Gather, from the listing beneath this task, every line holding the string "plots".

* _Material to process_:
· · · ·

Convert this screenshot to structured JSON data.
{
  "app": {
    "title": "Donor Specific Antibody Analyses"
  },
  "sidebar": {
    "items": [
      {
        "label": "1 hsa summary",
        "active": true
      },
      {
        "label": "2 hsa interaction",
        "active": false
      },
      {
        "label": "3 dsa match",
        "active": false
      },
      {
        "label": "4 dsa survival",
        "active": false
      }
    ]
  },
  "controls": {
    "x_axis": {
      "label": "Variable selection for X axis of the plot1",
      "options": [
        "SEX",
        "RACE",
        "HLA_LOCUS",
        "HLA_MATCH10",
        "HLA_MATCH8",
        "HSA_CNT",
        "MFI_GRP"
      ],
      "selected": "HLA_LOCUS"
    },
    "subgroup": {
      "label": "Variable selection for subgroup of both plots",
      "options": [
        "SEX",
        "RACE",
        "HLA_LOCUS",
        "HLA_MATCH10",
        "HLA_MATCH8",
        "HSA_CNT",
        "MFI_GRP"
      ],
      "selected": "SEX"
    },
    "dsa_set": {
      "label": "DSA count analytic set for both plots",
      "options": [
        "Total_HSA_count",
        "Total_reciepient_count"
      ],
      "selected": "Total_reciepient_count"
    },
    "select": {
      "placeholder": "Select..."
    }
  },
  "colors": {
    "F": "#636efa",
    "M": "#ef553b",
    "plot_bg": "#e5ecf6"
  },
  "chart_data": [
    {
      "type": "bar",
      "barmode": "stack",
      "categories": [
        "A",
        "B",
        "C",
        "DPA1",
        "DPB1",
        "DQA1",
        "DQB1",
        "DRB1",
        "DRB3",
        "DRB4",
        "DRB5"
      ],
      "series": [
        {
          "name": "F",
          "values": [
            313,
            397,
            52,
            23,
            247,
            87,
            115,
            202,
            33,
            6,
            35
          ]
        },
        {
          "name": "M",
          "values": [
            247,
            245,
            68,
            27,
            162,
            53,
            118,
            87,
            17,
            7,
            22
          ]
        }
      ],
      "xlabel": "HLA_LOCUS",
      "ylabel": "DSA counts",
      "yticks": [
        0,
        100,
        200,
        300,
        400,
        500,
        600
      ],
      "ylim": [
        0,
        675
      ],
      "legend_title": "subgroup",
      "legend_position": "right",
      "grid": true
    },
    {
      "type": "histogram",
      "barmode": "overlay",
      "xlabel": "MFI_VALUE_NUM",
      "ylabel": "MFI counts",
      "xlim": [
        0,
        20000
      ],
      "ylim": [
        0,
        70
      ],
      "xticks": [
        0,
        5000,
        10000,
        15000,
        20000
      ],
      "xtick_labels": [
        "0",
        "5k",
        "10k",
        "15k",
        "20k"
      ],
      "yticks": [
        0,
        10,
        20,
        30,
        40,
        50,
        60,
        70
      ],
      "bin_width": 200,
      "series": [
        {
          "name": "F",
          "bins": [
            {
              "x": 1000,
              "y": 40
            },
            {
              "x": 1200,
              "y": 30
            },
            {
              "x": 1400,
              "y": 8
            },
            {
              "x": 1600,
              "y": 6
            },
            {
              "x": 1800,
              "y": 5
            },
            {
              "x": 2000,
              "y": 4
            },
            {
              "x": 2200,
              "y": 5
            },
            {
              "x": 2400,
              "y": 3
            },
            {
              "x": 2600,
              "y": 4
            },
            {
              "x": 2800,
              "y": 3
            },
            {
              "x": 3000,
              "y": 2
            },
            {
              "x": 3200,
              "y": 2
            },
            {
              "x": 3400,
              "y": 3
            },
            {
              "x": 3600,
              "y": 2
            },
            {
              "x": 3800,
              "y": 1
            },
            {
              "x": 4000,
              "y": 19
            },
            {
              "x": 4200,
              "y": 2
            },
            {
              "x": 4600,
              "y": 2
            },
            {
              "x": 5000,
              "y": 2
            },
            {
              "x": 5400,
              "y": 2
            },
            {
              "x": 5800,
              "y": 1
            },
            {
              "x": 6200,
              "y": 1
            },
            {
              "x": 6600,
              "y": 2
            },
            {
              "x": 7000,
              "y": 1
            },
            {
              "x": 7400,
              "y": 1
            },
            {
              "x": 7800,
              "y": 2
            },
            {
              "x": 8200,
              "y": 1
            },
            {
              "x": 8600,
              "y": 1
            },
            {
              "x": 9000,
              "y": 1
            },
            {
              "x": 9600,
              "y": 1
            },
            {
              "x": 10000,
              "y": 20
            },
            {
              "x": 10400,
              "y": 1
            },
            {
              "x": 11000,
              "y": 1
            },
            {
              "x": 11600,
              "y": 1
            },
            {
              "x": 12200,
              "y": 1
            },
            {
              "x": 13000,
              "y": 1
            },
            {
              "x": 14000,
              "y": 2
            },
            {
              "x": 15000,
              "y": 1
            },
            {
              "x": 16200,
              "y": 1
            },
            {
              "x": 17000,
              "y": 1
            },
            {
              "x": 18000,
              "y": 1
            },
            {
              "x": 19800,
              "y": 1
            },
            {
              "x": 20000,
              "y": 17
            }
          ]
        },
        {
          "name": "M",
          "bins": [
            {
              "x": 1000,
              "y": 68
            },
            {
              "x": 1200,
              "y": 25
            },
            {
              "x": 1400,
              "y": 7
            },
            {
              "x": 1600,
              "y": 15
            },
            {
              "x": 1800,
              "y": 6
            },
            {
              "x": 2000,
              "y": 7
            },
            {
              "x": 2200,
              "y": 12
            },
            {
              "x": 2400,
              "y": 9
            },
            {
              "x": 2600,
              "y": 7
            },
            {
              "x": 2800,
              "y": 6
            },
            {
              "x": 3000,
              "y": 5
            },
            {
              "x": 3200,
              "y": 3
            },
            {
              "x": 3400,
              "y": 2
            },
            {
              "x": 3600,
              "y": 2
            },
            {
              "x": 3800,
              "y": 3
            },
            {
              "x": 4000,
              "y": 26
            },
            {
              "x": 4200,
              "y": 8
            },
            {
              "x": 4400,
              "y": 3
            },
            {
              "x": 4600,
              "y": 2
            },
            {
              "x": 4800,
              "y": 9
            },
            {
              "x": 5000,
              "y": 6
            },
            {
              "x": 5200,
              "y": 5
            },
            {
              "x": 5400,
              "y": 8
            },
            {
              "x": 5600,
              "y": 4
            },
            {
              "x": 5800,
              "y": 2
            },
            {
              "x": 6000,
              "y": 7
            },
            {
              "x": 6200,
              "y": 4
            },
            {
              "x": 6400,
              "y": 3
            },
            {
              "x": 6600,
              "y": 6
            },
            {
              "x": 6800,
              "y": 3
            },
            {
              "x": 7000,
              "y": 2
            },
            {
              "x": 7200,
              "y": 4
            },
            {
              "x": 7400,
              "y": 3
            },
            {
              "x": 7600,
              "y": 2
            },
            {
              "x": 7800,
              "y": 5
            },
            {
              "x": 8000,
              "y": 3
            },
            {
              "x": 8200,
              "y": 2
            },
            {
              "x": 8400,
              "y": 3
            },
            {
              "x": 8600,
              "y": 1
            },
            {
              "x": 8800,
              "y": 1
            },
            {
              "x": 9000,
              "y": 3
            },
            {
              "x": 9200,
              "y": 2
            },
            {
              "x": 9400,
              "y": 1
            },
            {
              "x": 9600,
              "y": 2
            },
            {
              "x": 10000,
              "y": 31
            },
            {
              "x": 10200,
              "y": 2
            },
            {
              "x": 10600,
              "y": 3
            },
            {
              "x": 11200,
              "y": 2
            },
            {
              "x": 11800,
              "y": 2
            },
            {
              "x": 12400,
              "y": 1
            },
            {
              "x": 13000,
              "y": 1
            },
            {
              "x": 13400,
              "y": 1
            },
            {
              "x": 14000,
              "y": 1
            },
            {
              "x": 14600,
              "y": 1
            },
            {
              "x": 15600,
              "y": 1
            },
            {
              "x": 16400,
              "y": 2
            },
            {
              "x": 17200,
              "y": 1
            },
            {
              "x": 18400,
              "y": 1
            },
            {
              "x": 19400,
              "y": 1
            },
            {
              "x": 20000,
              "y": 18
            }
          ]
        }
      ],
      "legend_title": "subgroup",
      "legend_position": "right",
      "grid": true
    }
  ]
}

· · · ·

* _Answer for this exercise_:
      "label": "Variable selection for subgroup of both plots",
      "label": "DSA count analytic set for both plots",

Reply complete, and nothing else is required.